Exercise brief ::
Below are records. Copy every line with "label" in it.

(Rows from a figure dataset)
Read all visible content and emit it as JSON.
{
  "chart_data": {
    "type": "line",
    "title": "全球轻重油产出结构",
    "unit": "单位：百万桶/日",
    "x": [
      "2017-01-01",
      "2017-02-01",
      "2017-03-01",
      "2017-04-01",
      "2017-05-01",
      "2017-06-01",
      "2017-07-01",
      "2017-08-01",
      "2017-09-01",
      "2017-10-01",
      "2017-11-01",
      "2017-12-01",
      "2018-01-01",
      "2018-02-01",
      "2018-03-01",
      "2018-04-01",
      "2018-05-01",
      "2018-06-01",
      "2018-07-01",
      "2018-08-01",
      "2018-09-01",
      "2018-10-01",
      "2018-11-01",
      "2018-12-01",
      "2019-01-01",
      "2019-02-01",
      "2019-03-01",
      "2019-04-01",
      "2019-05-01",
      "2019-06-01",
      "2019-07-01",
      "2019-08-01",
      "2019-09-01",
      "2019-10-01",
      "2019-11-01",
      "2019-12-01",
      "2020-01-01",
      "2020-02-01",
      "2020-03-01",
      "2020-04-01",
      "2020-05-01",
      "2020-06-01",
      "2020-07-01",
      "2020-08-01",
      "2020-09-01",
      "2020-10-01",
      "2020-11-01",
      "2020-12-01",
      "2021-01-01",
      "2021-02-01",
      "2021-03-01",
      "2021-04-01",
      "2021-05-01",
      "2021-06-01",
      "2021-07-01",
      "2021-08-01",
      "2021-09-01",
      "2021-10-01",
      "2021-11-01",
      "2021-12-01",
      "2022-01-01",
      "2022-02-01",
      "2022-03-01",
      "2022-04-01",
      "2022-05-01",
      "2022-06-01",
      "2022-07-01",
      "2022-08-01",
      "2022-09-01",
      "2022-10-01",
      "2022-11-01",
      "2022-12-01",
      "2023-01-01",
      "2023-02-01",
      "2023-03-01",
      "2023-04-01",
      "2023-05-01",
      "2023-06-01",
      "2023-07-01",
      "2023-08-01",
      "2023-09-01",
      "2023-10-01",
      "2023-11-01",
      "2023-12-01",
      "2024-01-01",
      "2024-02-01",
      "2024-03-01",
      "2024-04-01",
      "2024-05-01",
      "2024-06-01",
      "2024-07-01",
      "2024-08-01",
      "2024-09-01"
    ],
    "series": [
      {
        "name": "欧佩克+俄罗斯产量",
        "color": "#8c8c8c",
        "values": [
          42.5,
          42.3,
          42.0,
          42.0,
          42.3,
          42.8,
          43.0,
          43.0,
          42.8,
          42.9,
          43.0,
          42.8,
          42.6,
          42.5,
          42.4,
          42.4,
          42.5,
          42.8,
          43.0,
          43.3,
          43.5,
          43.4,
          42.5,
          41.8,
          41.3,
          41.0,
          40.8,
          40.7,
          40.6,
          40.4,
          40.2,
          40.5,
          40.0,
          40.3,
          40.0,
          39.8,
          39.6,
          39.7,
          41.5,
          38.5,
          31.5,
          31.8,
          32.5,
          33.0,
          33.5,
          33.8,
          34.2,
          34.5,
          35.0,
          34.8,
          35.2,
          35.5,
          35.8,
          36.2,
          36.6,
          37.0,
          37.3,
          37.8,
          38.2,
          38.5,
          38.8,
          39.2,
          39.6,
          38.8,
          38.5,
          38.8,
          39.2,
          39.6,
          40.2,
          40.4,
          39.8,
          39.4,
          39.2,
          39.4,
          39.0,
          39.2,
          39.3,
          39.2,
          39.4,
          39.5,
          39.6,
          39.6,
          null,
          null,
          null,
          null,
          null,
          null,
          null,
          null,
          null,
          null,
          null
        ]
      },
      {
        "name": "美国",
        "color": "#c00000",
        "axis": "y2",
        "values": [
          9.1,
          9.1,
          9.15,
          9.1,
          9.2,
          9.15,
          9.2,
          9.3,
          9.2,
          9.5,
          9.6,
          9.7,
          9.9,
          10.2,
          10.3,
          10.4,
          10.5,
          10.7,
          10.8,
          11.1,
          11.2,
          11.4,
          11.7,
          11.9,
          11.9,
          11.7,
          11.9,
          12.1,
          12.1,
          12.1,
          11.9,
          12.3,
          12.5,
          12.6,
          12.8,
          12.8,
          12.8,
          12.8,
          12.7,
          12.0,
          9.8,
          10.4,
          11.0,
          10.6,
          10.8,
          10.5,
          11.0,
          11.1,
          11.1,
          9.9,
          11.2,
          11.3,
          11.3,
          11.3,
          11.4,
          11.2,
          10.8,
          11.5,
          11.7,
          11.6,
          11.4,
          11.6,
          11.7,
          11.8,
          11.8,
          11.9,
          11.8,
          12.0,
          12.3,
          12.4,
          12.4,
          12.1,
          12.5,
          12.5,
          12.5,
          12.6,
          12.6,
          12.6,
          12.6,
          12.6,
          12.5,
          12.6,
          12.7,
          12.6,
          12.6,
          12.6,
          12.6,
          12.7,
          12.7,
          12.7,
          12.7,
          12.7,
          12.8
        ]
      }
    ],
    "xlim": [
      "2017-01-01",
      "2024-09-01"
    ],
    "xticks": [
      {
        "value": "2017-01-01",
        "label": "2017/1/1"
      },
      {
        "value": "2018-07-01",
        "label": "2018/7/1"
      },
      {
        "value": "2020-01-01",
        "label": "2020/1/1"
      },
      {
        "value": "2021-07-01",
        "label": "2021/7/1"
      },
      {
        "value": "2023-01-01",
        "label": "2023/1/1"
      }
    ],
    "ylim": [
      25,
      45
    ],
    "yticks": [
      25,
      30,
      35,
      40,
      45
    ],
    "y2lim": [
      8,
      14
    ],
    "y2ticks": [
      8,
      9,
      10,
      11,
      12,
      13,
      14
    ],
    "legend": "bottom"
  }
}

Problem solution ::
        "label": "2017/1/1"
        "label": "2018/7/1"
        "label": "2020/1/1"
        "label": "2021/7/1"
        "label": "2023/1/1"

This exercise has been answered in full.